● The task:
Pick every line with "kind" from the material below.

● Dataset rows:
+---+

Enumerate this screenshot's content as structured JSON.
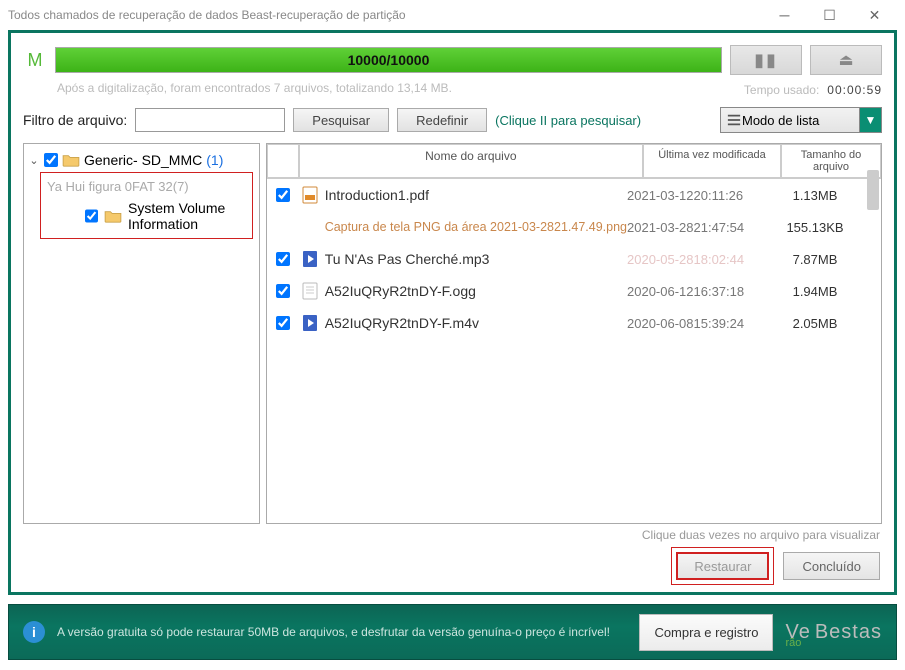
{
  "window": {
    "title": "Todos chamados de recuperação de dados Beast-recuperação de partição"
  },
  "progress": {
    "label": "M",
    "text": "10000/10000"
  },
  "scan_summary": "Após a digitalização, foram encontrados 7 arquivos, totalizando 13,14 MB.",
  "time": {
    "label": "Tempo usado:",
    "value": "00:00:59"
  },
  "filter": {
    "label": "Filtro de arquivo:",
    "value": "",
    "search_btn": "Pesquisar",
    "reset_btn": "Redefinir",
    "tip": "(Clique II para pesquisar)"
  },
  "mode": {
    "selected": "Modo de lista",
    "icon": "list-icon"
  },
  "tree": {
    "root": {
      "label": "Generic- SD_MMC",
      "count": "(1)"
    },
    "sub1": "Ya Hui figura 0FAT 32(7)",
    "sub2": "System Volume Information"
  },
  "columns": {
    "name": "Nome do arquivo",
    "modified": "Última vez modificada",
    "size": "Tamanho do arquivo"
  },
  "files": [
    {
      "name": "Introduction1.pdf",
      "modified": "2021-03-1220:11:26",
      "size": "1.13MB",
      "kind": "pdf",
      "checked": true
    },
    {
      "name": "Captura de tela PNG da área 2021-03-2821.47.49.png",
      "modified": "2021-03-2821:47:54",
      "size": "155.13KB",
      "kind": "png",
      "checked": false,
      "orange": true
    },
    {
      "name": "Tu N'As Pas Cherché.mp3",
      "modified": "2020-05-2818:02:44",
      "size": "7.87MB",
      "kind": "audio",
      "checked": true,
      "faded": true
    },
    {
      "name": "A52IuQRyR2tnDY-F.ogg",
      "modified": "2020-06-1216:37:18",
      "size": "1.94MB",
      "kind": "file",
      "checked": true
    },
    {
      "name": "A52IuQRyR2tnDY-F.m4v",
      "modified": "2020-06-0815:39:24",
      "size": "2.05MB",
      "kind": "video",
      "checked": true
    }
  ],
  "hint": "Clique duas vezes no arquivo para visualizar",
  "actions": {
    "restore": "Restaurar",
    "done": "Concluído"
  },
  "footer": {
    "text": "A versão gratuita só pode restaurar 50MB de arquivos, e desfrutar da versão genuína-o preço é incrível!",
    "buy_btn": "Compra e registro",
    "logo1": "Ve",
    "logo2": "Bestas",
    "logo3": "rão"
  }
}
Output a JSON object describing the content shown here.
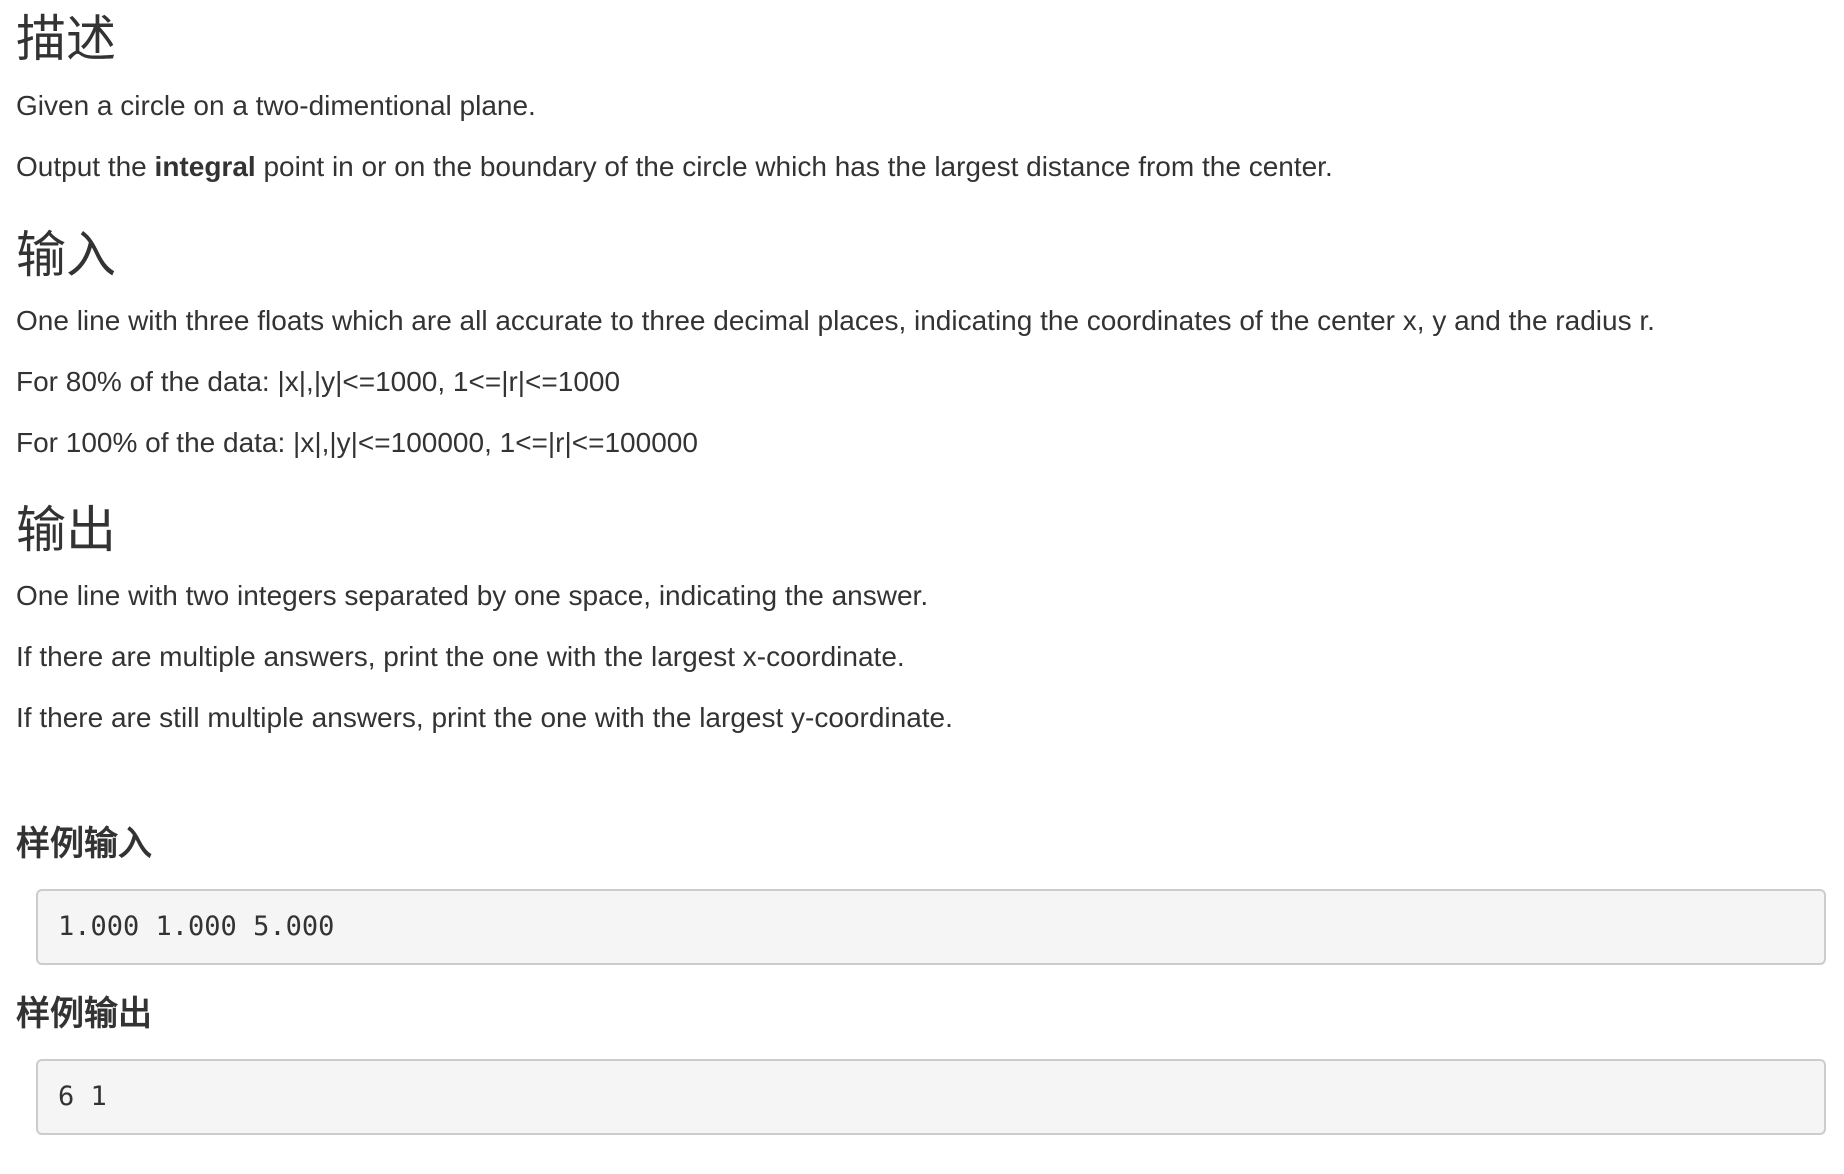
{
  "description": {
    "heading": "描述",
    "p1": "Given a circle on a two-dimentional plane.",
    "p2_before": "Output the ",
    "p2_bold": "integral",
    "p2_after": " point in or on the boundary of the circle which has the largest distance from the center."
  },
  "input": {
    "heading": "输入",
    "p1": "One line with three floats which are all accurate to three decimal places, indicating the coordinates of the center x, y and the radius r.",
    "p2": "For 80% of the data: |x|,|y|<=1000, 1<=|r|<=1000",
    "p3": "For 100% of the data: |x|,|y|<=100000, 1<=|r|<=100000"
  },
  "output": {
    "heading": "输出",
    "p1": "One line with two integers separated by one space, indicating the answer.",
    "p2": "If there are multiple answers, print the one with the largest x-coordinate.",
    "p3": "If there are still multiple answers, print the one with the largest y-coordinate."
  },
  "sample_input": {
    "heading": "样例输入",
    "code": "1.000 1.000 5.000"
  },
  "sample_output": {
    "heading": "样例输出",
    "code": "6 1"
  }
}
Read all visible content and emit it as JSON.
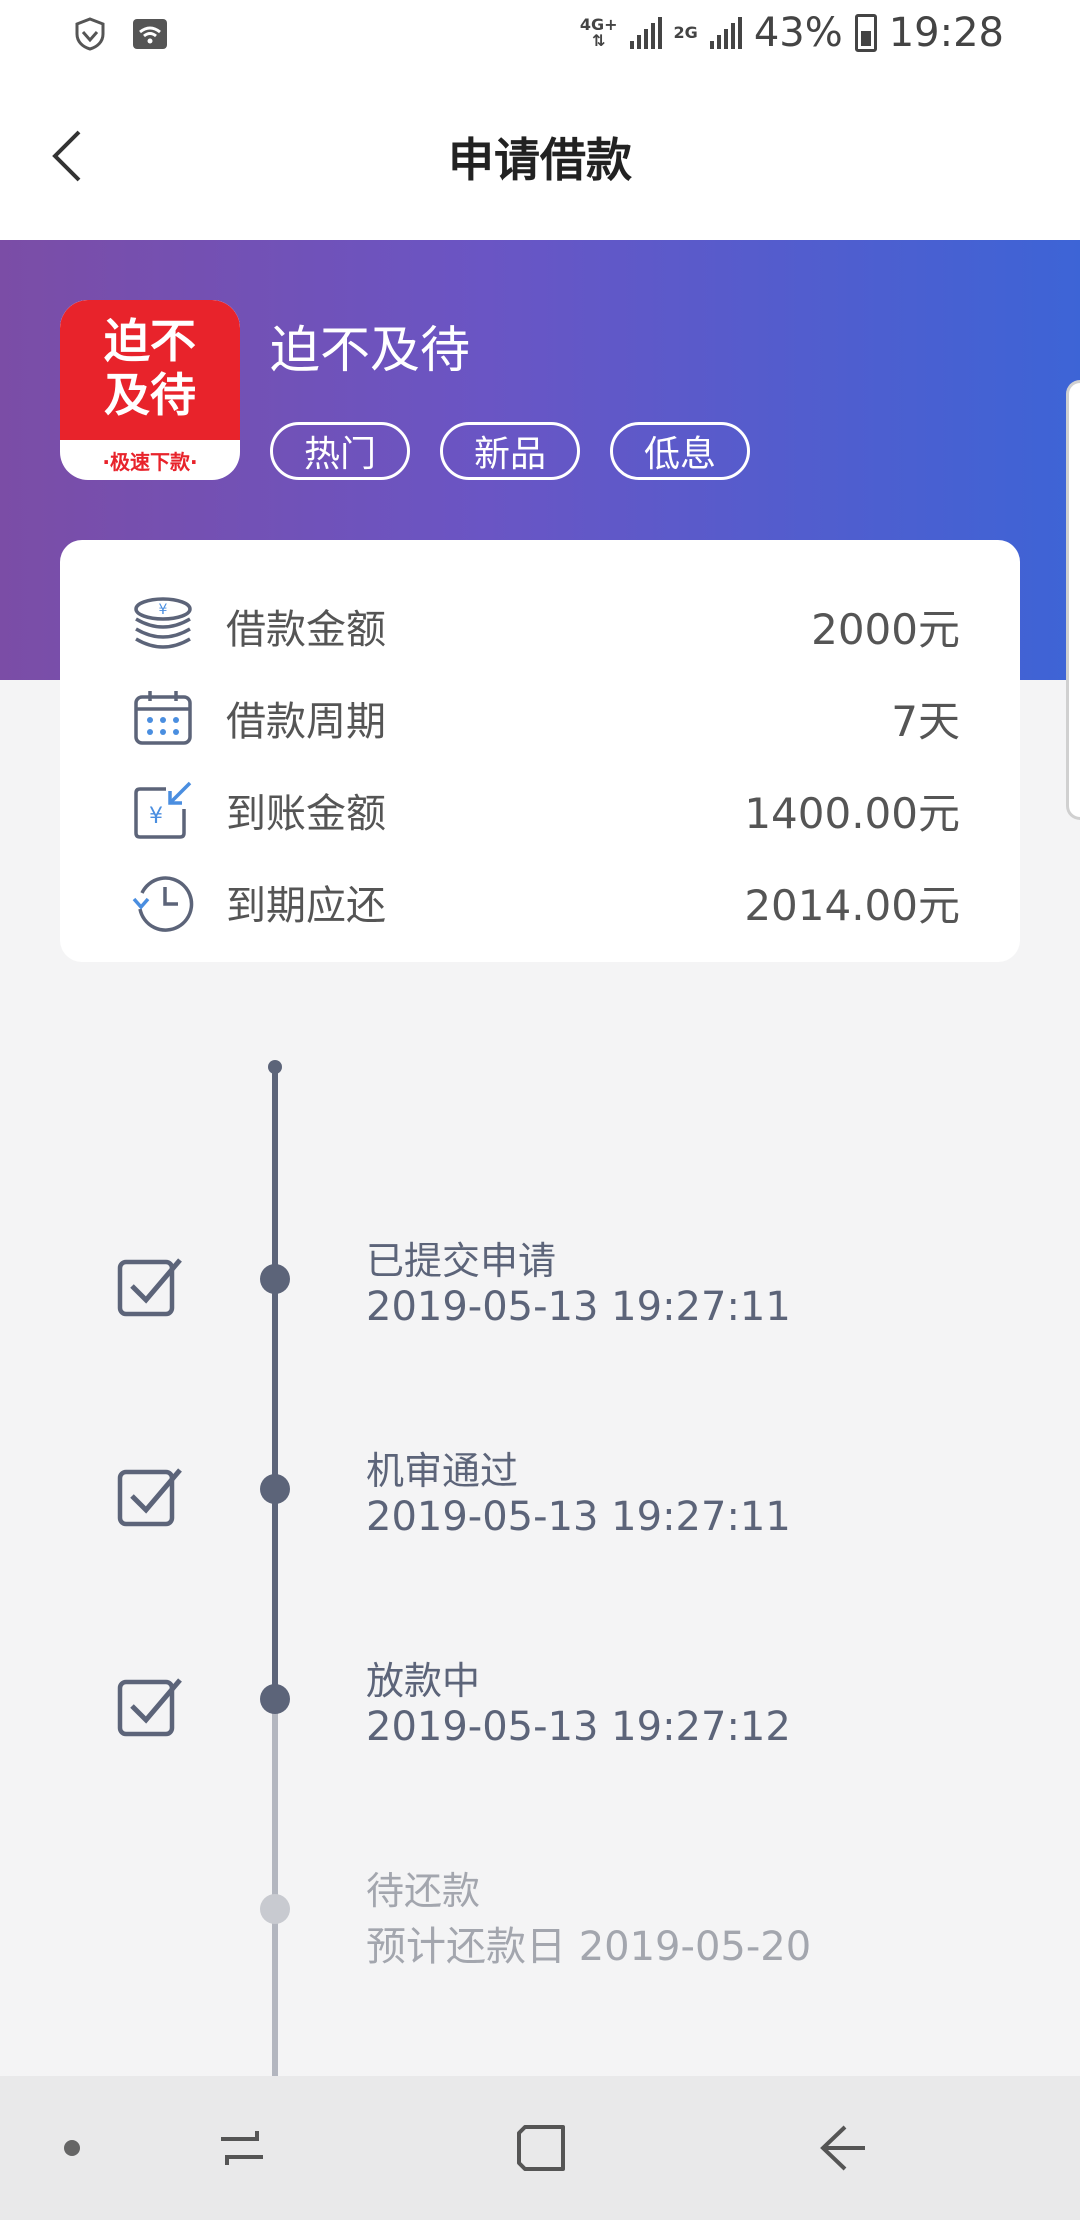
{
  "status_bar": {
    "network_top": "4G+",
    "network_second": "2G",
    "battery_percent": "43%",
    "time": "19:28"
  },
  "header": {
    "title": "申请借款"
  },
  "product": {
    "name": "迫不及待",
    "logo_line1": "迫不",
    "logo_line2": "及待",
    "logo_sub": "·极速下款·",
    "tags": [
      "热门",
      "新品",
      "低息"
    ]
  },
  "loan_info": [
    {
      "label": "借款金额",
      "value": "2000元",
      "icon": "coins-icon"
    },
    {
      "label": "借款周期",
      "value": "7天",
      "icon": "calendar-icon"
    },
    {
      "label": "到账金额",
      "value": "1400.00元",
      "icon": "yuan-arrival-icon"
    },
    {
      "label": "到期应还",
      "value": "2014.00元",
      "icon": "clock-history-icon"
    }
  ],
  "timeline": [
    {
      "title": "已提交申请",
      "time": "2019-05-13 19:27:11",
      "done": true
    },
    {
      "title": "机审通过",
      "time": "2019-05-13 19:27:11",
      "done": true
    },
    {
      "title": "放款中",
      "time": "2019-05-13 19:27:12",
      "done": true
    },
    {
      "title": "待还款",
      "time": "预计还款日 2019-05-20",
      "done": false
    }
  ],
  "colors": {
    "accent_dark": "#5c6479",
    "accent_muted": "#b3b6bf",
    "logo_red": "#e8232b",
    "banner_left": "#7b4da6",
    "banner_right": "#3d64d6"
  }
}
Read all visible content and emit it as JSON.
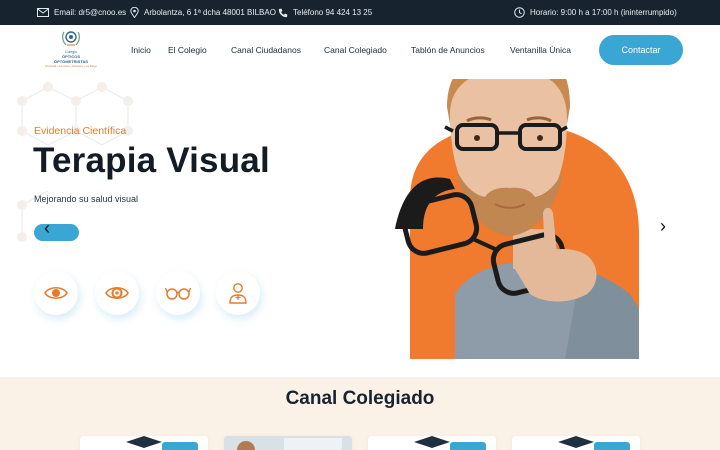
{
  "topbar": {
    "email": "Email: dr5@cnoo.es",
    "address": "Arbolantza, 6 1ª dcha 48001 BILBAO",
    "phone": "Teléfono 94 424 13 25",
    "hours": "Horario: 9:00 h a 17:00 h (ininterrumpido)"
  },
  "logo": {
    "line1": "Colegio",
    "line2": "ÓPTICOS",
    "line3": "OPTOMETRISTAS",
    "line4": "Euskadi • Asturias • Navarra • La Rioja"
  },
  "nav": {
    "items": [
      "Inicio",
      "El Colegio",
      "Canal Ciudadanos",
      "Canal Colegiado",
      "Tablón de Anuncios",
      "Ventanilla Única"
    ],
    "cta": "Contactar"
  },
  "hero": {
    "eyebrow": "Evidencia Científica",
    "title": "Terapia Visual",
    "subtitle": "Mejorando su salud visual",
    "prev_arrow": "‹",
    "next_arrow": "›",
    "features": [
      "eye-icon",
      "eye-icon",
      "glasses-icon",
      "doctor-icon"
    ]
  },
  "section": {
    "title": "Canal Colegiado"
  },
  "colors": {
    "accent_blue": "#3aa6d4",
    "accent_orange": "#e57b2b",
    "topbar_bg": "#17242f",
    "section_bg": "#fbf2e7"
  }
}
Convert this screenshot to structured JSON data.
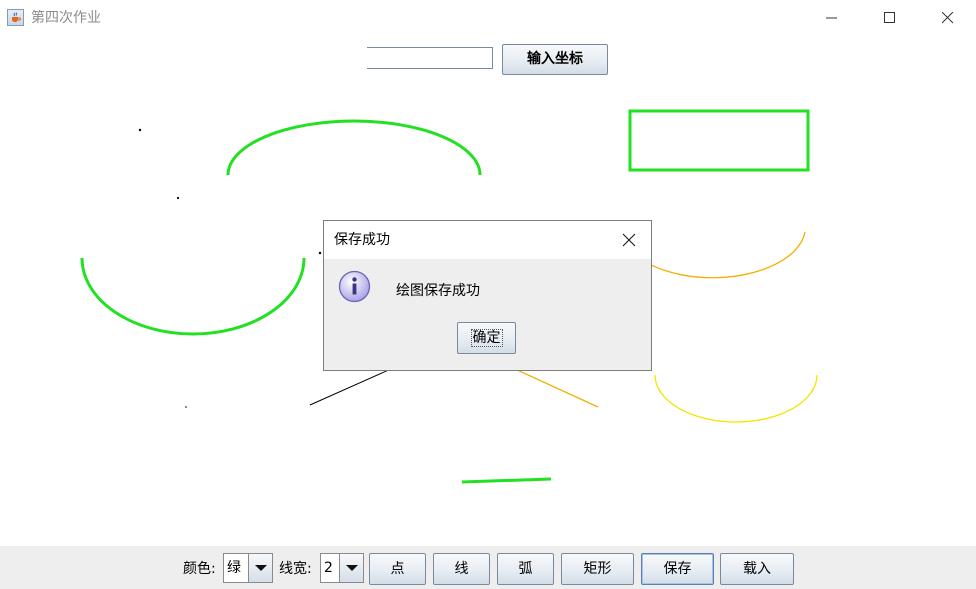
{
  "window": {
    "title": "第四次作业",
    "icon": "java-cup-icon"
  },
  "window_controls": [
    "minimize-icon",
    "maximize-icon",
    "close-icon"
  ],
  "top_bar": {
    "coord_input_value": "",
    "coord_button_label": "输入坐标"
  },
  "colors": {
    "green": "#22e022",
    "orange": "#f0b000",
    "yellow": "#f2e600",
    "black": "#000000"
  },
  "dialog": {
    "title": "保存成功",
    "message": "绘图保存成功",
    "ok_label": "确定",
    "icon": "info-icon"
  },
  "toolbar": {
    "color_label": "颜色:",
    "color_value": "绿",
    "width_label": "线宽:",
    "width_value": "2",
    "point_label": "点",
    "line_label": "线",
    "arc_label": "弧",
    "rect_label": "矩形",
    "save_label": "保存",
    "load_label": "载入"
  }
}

+---+

● Full answer:
      "kind": "pdf",
      "kind": "png",
      "kind": "audio",
      "kind": "file",
      "kind": "video",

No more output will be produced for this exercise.